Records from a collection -
• • • •

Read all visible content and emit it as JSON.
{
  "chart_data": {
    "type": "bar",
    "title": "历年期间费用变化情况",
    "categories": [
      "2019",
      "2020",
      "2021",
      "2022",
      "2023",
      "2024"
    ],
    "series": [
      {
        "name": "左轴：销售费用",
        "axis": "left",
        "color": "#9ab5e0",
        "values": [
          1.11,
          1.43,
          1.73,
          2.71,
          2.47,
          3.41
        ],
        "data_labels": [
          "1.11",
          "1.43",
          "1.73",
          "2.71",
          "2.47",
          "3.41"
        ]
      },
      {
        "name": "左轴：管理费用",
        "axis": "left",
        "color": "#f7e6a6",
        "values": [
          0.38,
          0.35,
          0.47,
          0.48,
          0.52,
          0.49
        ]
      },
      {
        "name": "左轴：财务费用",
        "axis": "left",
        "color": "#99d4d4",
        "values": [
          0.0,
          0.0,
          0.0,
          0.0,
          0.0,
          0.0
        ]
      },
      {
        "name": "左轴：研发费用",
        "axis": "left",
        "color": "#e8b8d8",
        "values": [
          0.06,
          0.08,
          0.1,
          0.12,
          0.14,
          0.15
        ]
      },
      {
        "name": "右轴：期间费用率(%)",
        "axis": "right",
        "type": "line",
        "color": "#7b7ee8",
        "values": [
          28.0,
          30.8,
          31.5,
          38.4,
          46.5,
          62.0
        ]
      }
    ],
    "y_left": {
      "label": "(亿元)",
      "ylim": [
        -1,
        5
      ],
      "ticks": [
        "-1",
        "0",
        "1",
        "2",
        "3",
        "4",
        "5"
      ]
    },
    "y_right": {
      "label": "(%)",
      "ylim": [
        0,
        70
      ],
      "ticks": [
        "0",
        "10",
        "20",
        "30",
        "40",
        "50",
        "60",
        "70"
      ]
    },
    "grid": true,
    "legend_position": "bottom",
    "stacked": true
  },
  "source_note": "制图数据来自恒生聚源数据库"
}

• • • •

WHAT IS NEEDED - Write out all the data again, exactly as it appears.

THE RESULT -
Read all visible content and emit it as JSON.
{
  "chart_data": {
    "type": "bar",
    "title": "历年期间费用变化情况",
    "categories": [
      "2019",
      "2020",
      "2021",
      "2022",
      "2023",
      "2024"
    ],
    "series": [
      {
        "name": "左轴：销售费用",
        "axis": "left",
        "color": "#9ab5e0",
        "values": [
          1.11,
          1.43,
          1.73,
          2.71,
          2.47,
          3.41
        ],
        "data_labels": [
          "1.11",
          "1.43",
          "1.73",
          "2.71",
          "2.47",
          "3.41"
        ]
      },
      {
        "name": "左轴：管理费用",
        "axis": "left",
        "color": "#f7e6a6",
        "values": [
          0.38,
          0.35,
          0.47,
          0.48,
          0.52,
          0.49
        ]
      },
      {
        "name": "左轴：财务费用",
        "axis": "left",
        "color": "#99d4d4",
        "values": [
          0.0,
          0.0,
          0.0,
          0.0,
          0.0,
          0.0
        ]
      },
      {
        "name": "左轴：研发费用",
        "axis": "left",
        "color": "#e8b8d8",
        "values": [
          0.06,
          0.08,
          0.1,
          0.12,
          0.14,
          0.15
        ]
      },
      {
        "name": "右轴：期间费用率(%)",
        "axis": "right",
        "type": "line",
        "color": "#7b7ee8",
        "values": [
          28.0,
          30.8,
          31.5,
          38.4,
          46.5,
          62.0
        ]
      }
    ],
    "y_left": {
      "label": "(亿元)",
      "ylim": [
        -1,
        5
      ],
      "ticks": [
        "-1",
        "0",
        "1",
        "2",
        "3",
        "4",
        "5"
      ]
    },
    "y_right": {
      "label": "(%)",
      "ylim": [
        0,
        70
      ],
      "ticks": [
        "0",
        "10",
        "20",
        "30",
        "40",
        "50",
        "60",
        "70"
      ]
    },
    "grid": true,
    "legend_position": "bottom",
    "stacked": true
  },
  "source_note": "制图数据来自恒生聚源数据库"
}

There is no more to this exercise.